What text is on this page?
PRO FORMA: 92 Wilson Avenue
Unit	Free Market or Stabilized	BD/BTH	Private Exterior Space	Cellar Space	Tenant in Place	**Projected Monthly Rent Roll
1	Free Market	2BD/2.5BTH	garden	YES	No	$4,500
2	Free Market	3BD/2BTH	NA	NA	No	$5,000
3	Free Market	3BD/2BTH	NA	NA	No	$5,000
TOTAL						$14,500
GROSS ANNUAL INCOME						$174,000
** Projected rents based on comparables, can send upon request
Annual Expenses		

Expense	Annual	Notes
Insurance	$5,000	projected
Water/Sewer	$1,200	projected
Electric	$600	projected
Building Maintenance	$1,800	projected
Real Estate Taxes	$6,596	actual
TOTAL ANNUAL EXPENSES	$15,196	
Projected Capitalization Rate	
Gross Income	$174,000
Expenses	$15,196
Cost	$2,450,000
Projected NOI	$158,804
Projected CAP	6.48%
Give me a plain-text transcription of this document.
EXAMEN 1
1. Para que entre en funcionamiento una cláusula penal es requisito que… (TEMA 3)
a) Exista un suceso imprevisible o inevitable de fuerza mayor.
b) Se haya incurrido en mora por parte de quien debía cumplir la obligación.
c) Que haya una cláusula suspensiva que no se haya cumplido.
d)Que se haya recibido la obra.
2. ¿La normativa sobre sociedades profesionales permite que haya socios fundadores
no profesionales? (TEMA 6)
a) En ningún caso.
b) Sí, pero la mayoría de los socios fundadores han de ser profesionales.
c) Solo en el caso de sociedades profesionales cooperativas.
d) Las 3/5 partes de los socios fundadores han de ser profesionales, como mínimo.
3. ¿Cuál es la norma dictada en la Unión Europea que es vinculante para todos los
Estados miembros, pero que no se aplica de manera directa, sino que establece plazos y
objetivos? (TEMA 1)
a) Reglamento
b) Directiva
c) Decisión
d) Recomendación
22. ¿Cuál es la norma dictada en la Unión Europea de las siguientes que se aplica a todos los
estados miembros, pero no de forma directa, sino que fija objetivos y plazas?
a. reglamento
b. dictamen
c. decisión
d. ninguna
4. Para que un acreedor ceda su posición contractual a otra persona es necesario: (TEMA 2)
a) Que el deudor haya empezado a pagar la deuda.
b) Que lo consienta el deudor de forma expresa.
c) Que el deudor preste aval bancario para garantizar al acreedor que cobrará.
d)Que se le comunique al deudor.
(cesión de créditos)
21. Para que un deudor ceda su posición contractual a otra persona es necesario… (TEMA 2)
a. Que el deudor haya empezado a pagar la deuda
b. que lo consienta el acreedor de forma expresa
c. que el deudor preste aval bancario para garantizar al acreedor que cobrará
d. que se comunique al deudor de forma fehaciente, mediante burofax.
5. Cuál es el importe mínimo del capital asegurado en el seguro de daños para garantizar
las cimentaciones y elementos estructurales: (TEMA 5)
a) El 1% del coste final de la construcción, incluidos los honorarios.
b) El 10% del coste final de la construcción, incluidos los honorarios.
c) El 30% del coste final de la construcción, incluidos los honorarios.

----

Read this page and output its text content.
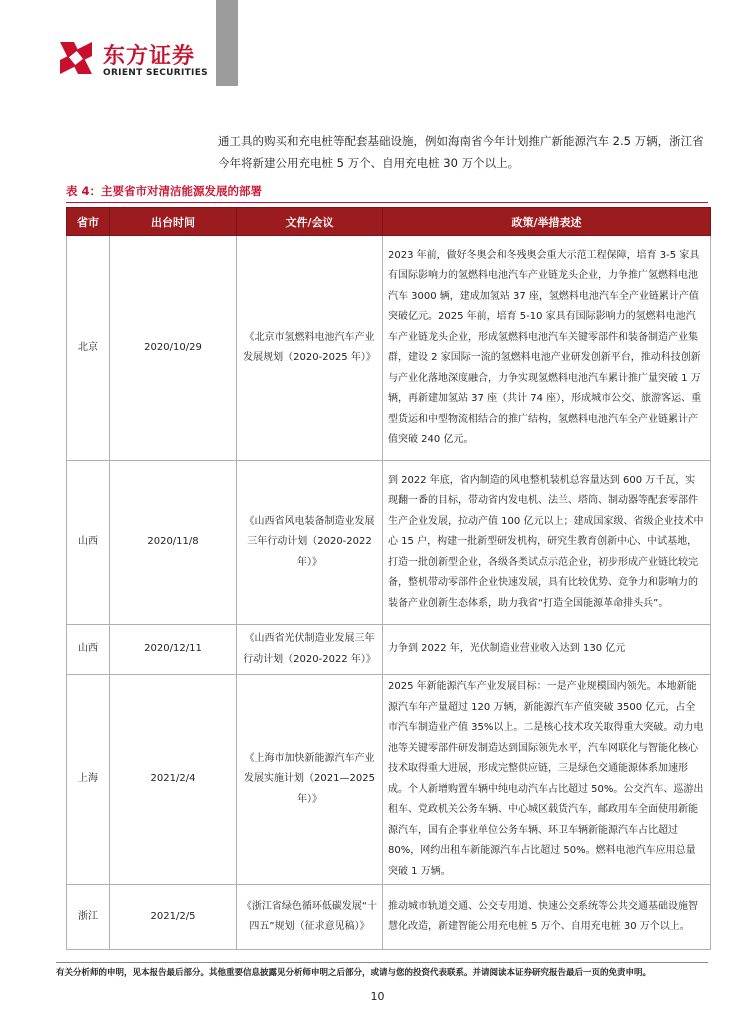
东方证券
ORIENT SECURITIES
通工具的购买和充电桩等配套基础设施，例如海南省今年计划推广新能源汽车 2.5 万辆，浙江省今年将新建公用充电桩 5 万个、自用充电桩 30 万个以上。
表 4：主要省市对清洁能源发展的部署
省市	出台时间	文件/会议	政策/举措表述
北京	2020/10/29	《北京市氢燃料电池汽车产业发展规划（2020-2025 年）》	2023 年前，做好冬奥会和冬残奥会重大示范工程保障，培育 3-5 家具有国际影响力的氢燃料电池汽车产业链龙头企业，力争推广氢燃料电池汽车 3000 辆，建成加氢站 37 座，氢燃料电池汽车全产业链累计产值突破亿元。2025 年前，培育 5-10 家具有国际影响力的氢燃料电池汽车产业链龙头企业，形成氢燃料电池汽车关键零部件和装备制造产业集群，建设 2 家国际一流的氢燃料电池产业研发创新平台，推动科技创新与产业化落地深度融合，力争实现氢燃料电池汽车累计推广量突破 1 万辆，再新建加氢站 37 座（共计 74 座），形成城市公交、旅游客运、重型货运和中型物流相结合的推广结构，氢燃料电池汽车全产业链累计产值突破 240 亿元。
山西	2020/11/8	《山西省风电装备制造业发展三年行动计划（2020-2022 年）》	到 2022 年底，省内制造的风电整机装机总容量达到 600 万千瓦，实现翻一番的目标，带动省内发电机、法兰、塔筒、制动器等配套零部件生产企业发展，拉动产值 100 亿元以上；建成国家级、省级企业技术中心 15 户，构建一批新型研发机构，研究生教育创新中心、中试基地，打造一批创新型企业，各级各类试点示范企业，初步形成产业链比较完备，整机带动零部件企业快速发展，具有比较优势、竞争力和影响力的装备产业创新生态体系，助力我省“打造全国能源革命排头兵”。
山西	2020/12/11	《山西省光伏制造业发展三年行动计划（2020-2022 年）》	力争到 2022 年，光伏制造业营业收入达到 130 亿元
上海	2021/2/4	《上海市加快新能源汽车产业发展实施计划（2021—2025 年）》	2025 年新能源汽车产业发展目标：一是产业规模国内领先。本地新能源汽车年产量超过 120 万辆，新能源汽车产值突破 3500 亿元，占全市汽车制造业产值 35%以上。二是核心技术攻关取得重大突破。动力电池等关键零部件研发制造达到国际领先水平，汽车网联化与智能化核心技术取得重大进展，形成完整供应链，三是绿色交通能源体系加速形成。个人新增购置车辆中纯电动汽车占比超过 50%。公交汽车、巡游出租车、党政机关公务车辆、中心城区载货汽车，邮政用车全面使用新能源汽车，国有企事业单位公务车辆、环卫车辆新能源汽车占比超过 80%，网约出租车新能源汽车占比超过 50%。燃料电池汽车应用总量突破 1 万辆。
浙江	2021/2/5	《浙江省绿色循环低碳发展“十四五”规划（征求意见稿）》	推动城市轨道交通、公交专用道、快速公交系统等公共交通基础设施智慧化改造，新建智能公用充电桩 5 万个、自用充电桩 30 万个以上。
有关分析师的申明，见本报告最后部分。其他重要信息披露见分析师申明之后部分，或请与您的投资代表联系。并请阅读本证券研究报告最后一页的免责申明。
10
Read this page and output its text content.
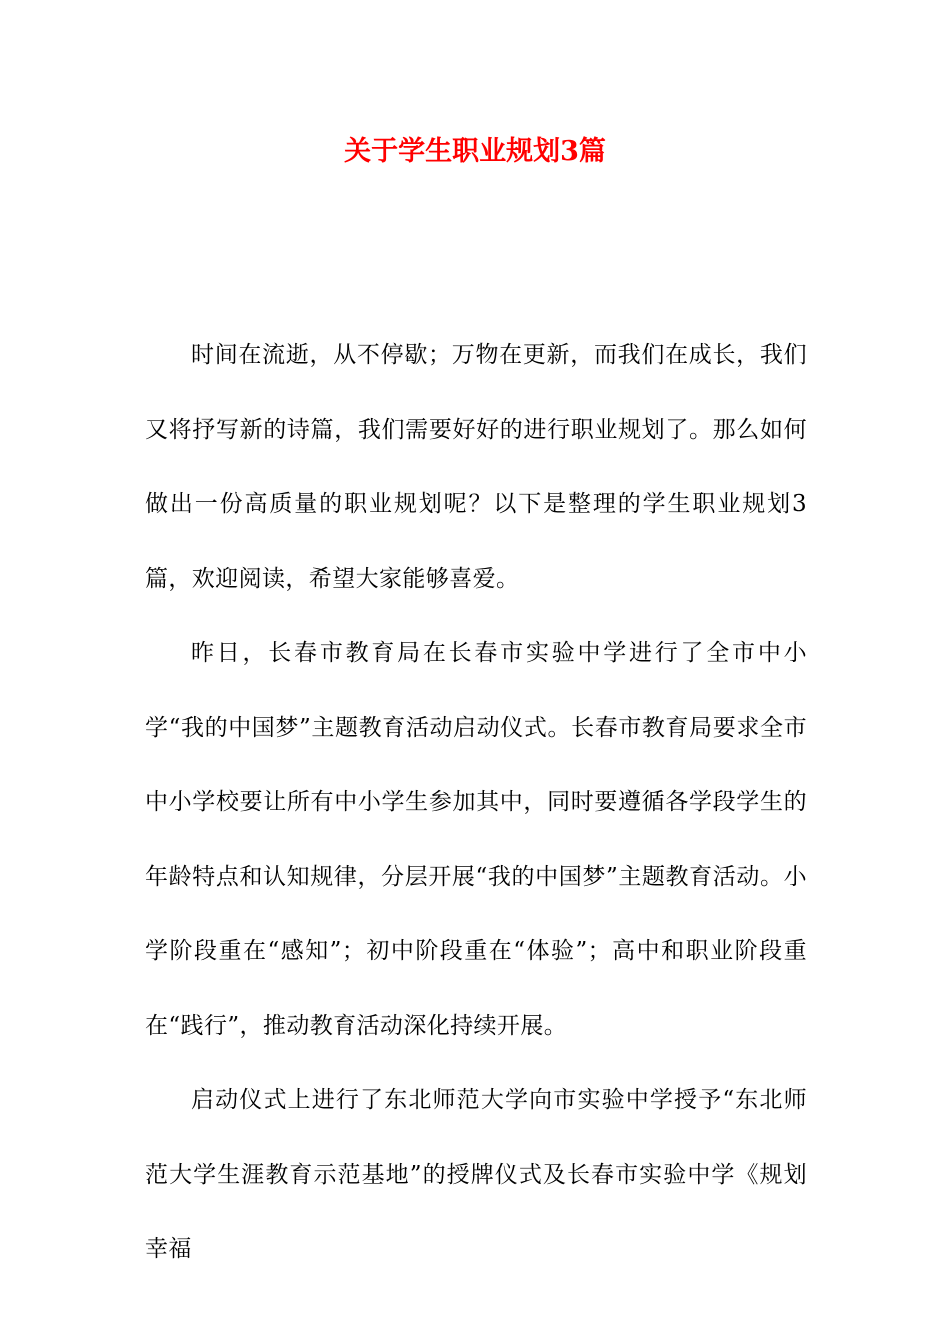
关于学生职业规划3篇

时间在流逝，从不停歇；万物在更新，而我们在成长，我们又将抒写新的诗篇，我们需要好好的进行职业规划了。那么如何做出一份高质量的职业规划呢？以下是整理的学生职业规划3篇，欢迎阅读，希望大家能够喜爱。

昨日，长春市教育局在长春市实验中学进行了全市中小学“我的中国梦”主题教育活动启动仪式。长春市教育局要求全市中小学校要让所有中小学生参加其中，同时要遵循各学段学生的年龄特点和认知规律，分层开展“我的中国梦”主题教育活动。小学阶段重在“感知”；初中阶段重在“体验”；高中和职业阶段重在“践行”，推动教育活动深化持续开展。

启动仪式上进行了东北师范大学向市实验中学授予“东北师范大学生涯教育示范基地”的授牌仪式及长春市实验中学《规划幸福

----

WHAT THE TASK REQUIRES = Where a line contains "mínimo", copy that line.

WORKED SOLUTION =
d) Las 3/5 partes de los socios fundadores han de ser profesionales, como mínimo.
5. Cuál es el importe mínimo del capital asegurado en el seguro de daños para garantizar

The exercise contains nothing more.